*EXERCISE DATA:*
# # # #
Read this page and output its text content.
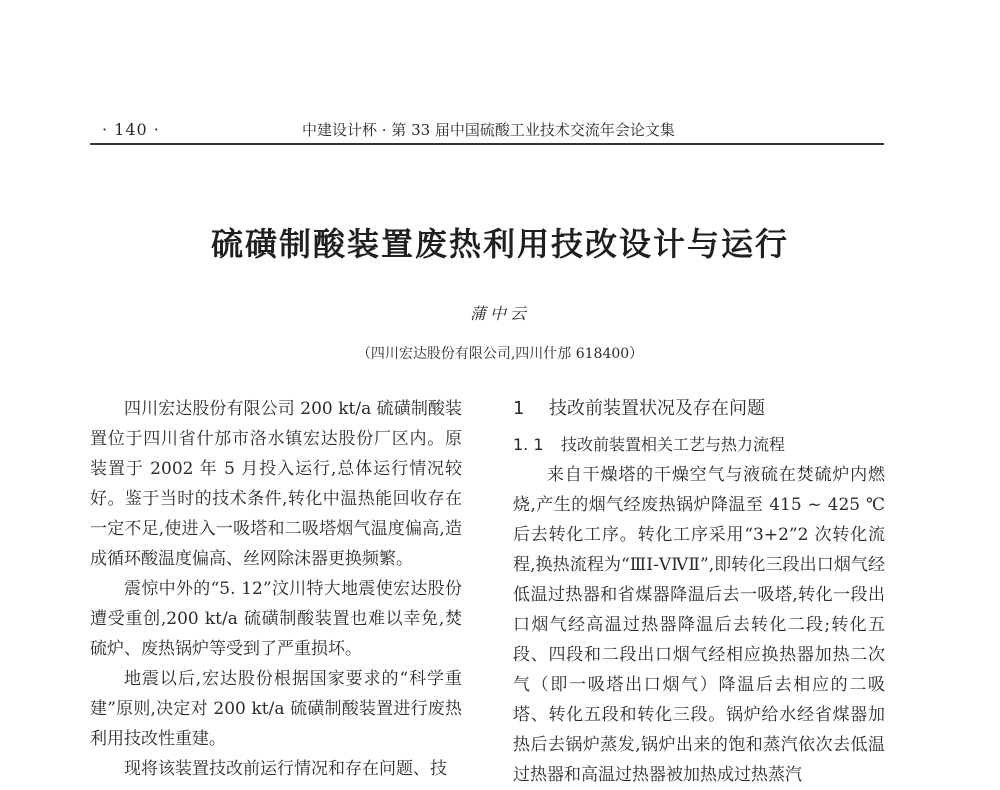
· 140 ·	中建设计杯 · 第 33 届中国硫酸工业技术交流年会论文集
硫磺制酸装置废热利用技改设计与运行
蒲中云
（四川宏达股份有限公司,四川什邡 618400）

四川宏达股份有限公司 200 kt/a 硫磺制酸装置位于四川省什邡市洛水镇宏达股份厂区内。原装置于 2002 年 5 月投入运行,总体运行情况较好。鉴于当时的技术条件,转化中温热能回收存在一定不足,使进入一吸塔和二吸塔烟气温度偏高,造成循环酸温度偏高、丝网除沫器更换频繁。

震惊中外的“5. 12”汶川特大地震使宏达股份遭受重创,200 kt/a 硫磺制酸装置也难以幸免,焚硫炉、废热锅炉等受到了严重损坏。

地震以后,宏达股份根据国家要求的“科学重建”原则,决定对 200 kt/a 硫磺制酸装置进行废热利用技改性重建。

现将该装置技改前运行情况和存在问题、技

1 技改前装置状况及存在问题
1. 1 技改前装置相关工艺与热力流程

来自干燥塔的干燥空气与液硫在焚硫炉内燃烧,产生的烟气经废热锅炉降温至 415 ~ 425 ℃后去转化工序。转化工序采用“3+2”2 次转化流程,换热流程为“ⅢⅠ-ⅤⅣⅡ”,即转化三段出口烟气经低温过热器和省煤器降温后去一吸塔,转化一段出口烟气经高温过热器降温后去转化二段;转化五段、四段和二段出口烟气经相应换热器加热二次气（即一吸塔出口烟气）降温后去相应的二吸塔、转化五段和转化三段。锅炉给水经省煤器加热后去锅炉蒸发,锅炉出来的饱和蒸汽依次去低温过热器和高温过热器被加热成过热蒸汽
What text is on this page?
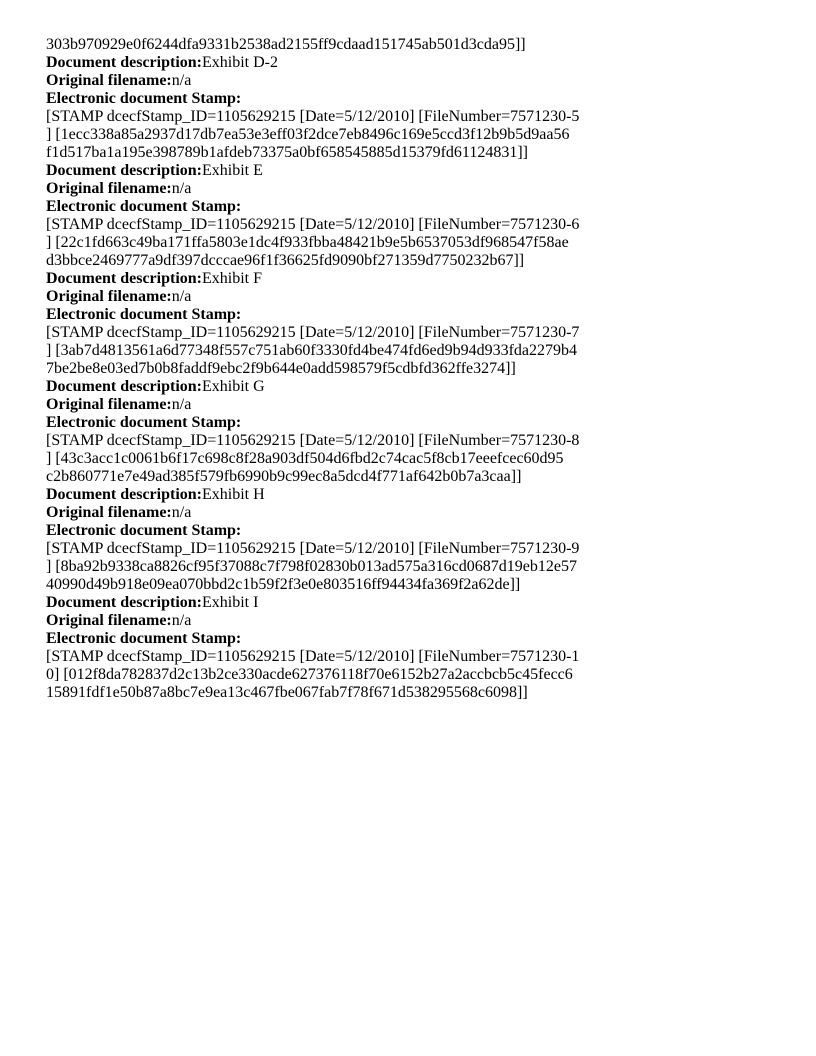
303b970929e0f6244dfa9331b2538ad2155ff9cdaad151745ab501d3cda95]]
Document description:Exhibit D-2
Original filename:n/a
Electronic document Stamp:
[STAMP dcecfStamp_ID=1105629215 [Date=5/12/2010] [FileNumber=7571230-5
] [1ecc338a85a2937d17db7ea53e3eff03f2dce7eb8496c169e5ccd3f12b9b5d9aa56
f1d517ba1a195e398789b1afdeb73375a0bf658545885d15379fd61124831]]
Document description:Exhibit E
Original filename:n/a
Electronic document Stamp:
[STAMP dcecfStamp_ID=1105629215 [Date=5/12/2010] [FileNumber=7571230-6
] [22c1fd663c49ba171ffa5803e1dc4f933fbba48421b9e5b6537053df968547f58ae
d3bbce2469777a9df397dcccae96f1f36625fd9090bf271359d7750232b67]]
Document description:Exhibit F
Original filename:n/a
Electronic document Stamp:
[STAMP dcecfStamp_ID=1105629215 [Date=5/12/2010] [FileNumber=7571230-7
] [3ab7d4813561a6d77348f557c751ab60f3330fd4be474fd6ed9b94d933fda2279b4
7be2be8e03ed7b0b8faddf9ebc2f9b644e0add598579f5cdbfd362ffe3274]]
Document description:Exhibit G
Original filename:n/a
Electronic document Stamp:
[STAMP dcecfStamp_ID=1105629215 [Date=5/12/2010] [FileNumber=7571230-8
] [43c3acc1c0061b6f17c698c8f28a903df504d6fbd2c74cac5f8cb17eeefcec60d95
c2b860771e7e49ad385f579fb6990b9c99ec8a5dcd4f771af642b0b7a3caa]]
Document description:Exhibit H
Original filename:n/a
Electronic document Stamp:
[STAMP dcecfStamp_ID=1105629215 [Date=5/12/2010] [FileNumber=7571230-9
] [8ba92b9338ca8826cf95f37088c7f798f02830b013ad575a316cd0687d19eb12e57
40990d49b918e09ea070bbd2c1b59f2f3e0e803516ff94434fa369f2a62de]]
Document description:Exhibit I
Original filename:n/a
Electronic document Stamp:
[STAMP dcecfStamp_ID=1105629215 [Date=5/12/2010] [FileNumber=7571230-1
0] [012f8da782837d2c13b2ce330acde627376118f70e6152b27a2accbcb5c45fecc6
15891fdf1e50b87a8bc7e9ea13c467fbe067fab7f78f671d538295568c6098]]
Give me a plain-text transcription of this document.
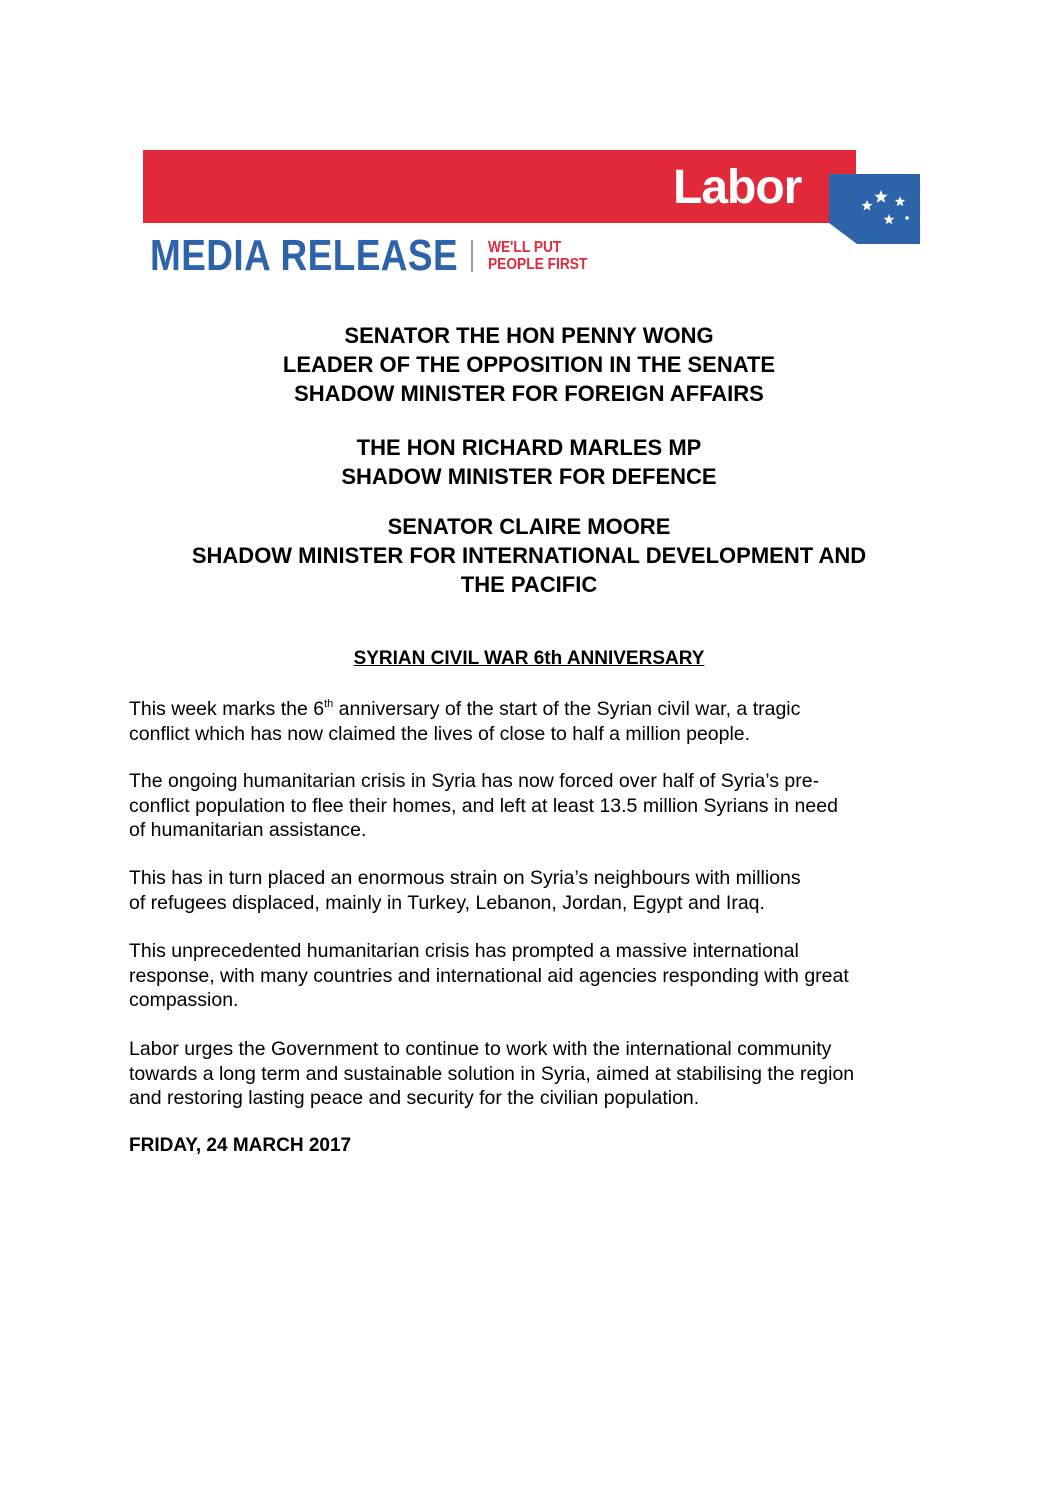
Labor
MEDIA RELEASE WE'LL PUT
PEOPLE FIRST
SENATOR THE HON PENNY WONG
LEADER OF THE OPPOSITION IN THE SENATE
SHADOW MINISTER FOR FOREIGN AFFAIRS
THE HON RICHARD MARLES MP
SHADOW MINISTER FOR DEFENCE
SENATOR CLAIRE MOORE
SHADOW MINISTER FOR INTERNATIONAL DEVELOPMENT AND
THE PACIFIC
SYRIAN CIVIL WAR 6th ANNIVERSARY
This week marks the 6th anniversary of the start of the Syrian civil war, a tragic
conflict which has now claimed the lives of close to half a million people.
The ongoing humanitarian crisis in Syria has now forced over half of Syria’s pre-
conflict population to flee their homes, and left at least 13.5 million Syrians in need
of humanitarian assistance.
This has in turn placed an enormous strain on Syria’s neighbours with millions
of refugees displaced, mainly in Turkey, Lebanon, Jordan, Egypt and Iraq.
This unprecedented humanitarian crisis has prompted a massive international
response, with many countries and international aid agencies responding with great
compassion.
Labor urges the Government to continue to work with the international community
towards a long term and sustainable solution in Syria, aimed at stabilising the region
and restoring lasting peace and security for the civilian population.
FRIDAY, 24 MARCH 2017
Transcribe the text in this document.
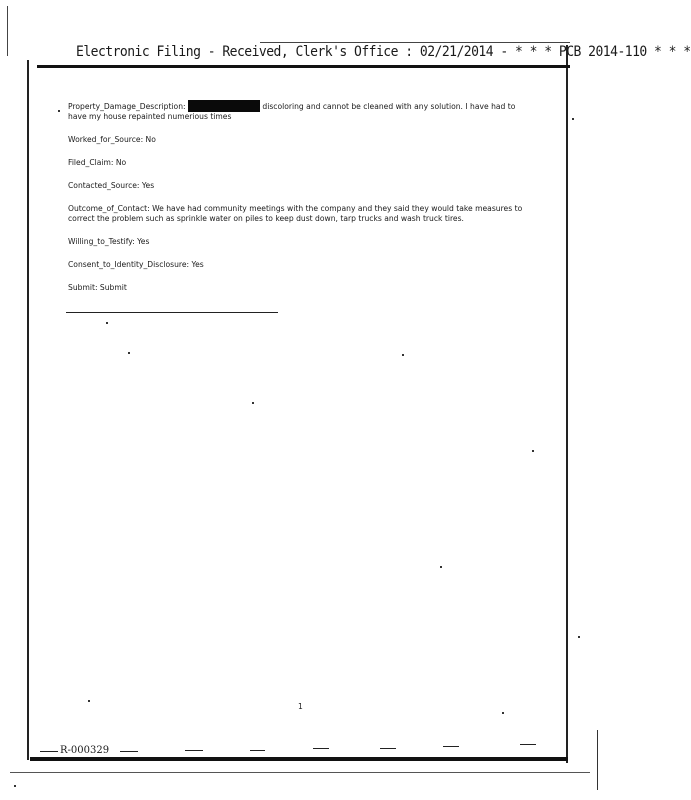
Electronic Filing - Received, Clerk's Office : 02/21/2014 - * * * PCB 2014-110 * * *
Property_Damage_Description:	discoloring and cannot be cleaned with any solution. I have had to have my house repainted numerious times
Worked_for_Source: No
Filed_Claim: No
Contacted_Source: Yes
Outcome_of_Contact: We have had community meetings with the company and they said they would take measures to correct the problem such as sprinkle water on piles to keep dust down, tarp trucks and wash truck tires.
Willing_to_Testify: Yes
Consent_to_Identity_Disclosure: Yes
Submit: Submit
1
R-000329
# # # #
*EXERCISE REQUIREMENTS:* From the records, copy every line that has the string "page" in it.

*WRITTEN ANSWER:*
Read this page and output its text content.
What text is on this page?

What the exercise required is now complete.